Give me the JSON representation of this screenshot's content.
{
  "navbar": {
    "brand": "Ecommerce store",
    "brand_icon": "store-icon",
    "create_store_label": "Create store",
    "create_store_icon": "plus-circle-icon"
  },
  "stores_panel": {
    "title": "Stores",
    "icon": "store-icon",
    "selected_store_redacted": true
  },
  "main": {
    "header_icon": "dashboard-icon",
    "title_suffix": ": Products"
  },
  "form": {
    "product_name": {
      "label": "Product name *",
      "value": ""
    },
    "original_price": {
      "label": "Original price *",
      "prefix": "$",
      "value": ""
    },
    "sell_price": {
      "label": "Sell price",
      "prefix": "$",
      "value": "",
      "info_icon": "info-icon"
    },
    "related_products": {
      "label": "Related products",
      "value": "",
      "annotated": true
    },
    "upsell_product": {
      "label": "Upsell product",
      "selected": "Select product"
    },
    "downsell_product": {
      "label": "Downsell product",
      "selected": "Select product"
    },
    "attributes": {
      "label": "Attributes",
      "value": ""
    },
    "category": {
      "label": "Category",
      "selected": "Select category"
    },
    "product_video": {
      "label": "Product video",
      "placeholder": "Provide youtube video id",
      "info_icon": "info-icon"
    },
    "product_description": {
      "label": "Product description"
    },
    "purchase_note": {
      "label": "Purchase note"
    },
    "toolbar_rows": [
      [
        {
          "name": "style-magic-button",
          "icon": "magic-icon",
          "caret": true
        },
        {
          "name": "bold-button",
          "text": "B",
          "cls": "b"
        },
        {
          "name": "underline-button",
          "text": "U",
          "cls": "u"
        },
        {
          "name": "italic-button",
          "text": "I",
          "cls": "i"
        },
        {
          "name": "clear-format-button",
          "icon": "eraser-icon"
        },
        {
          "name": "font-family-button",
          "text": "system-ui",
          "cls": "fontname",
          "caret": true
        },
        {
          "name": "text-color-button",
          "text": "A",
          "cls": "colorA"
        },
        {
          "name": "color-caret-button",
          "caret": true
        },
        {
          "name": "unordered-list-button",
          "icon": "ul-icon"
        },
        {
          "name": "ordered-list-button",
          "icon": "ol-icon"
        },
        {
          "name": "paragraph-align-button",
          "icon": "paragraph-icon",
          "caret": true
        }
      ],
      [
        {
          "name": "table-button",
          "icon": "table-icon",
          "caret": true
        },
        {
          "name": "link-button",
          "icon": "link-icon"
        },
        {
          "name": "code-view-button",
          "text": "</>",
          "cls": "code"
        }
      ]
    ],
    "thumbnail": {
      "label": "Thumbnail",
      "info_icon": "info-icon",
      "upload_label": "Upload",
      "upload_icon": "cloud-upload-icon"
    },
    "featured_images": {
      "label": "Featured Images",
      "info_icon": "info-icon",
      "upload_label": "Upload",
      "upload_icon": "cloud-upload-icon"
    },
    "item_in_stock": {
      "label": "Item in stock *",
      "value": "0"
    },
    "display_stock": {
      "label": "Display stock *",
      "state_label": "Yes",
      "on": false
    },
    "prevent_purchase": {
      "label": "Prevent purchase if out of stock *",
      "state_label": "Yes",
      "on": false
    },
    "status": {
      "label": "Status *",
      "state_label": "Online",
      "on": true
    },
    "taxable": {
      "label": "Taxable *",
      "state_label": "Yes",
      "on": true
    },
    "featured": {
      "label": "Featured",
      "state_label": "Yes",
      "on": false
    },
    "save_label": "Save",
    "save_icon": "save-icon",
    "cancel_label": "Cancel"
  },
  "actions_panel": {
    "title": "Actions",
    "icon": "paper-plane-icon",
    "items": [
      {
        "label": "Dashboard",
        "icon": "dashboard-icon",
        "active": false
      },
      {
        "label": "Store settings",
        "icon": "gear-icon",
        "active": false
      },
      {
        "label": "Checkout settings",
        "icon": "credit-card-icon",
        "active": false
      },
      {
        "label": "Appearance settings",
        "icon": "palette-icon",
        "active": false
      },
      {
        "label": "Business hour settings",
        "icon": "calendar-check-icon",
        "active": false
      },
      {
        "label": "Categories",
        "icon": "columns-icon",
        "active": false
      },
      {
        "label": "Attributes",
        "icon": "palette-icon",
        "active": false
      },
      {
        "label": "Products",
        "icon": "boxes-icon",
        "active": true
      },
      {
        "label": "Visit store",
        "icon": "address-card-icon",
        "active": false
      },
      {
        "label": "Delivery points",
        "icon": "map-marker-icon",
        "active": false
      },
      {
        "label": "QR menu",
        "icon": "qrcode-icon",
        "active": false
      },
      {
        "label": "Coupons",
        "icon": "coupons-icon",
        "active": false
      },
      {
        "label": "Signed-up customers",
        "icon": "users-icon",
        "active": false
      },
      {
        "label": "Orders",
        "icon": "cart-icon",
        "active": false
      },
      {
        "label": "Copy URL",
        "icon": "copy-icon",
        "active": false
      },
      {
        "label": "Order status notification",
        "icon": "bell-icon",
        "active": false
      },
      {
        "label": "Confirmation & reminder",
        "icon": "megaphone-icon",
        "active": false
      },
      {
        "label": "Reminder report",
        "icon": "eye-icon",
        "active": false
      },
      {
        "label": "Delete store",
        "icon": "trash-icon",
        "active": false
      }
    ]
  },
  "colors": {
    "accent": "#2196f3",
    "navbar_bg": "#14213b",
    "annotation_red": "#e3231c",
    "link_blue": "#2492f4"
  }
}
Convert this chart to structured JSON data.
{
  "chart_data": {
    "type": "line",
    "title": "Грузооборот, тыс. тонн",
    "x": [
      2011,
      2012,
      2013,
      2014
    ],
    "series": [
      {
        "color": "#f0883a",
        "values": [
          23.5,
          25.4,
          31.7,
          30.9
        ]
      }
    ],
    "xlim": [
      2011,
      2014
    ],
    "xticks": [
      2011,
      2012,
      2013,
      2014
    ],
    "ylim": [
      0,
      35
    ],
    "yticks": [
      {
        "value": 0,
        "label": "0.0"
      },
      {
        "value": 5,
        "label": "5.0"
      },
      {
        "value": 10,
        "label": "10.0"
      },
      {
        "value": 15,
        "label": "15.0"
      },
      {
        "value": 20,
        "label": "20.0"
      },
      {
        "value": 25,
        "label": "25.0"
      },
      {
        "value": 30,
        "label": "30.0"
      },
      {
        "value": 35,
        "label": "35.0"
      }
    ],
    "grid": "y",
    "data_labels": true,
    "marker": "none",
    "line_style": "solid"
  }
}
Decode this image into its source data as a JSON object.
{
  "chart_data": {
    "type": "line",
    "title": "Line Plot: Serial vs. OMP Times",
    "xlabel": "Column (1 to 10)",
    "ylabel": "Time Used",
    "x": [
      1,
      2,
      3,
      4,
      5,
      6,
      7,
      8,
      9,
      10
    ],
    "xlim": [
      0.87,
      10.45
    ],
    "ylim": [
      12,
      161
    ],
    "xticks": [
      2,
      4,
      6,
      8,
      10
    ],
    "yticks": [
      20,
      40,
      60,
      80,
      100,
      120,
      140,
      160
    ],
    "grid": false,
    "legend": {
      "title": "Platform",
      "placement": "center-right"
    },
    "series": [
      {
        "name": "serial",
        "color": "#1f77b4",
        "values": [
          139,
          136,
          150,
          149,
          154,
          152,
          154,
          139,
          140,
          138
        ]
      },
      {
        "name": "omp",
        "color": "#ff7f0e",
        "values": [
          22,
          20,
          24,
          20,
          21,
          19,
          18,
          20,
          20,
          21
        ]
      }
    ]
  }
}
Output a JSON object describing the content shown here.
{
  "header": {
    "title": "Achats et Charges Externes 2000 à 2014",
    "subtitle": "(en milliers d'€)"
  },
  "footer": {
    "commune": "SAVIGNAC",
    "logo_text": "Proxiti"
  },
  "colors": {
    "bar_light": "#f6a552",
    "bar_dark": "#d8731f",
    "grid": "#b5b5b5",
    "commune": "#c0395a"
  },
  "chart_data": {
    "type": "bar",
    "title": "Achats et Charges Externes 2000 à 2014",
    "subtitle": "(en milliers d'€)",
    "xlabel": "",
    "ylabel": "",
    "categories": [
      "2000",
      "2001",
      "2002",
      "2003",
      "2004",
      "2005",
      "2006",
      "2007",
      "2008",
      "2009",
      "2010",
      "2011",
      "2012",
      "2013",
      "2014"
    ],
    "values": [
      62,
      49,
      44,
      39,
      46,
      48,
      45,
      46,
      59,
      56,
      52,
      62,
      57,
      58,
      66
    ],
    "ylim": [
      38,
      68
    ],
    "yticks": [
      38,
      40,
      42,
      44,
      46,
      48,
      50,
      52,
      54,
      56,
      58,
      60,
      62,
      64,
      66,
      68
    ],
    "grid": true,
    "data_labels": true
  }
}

▶ [Problem to work on] Repeat only what runs from the line holding "Output a JSON" to the end of the data, keeping every line exactly as written, first and last included.

▶ [Exercise answer]
Output a JSON object describing the content shown here.
{
  "header": {
    "title": "Achats et Charges Externes 2000 à 2014",
    "subtitle": "(en milliers d'€)"
  },
  "footer": {
    "commune": "SAVIGNAC",
    "logo_text": "Proxiti"
  },
  "colors": {
    "bar_light": "#f6a552",
    "bar_dark": "#d8731f",
    "grid": "#b5b5b5",
    "commune": "#c0395a"
  },
  "chart_data": {
    "type": "bar",
    "title": "Achats et Charges Externes 2000 à 2014",
    "subtitle": "(en milliers d'€)",
    "xlabel": "",
    "ylabel": "",
    "categories": [
      "2000",
      "2001",
      "2002",
      "2003",
      "2004",
      "2005",
      "2006",
      "2007",
      "2008",
      "2009",
      "2010",
      "2011",
      "2012",
      "2013",
      "2014"
    ],
    "values": [
      62,
      49,
      44,
      39,
      46,
      48,
      45,
      46,
      59,
      56,
      52,
      62,
      57,
      58,
      66
    ],
    "ylim": [
      38,
      68
    ],
    "yticks": [
      38,
      40,
      42,
      44,
      46,
      48,
      50,
      52,
      54,
      56,
      58,
      60,
      62,
      64,
      66,
      68
    ],
    "grid": true,
    "data_labels": true
  }
}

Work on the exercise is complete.